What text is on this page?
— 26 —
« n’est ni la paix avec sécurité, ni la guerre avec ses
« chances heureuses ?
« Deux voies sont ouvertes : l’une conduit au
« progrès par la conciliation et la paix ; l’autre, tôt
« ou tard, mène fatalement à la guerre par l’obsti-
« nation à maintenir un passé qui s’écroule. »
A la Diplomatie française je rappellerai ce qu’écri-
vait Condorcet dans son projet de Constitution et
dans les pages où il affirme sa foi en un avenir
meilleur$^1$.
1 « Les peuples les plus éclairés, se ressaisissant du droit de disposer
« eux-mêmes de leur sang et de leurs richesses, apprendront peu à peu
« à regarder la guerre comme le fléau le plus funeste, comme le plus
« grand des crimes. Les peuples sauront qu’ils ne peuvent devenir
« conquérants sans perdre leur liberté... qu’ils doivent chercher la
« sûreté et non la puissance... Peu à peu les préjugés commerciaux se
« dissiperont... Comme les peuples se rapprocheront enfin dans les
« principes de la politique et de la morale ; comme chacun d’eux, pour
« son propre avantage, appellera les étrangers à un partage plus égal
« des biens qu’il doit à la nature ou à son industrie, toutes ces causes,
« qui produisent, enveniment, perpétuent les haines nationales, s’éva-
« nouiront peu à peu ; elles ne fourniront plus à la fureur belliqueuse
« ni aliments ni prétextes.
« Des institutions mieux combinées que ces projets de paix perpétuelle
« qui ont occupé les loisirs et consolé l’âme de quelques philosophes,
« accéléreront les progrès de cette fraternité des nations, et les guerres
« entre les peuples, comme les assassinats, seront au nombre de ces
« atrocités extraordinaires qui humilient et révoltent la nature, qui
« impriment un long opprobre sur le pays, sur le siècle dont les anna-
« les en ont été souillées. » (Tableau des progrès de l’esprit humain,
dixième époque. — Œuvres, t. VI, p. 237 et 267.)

+++++

- WHAT YOU HAVE TO DO -
Your task is to output all of the data above word for word.

- EXERCISE RESULT -
What text is on this page?
— 26 —
« n’est ni la paix avec sécurité, ni la guerre avec ses
« chances heureuses ?
« Deux voies sont ouvertes : l’une conduit au
« progrès par la conciliation et la paix ; l’autre, tôt
« ou tard, mène fatalement à la guerre par l’obsti-
« nation à maintenir un passé qui s’écroule. »
A la Diplomatie française je rappellerai ce qu’écri-
vait Condorcet dans son projet de Constitution et
dans les pages où il affirme sa foi en un avenir
meilleur$^1$.
1 « Les peuples les plus éclairés, se ressaisissant du droit de disposer
« eux-mêmes de leur sang et de leurs richesses, apprendront peu à peu
« à regarder la guerre comme le fléau le plus funeste, comme le plus
« grand des crimes. Les peuples sauront qu’ils ne peuvent devenir
« conquérants sans perdre leur liberté... qu’ils doivent chercher la
« sûreté et non la puissance... Peu à peu les préjugés commerciaux se
« dissiperont... Comme les peuples se rapprocheront enfin dans les
« principes de la politique et de la morale ; comme chacun d’eux, pour
« son propre avantage, appellera les étrangers à un partage plus égal
« des biens qu’il doit à la nature ou à son industrie, toutes ces causes,
« qui produisent, enveniment, perpétuent les haines nationales, s’éva-
« nouiront peu à peu ; elles ne fourniront plus à la fureur belliqueuse
« ni aliments ni prétextes.
« Des institutions mieux combinées que ces projets de paix perpétuelle
« qui ont occupé les loisirs et consolé l’âme de quelques philosophes,
« accéléreront les progrès de cette fraternité des nations, et les guerres
« entre les peuples, comme les assassinats, seront au nombre de ces
« atrocités extraordinaires qui humilient et révoltent la nature, qui
« impriment un long opprobre sur le pays, sur le siècle dont les anna-
« les en ont été souillées. » (Tableau des progrès de l’esprit humain,
dixième époque. — Œuvres, t. VI, p. 237 et 267.)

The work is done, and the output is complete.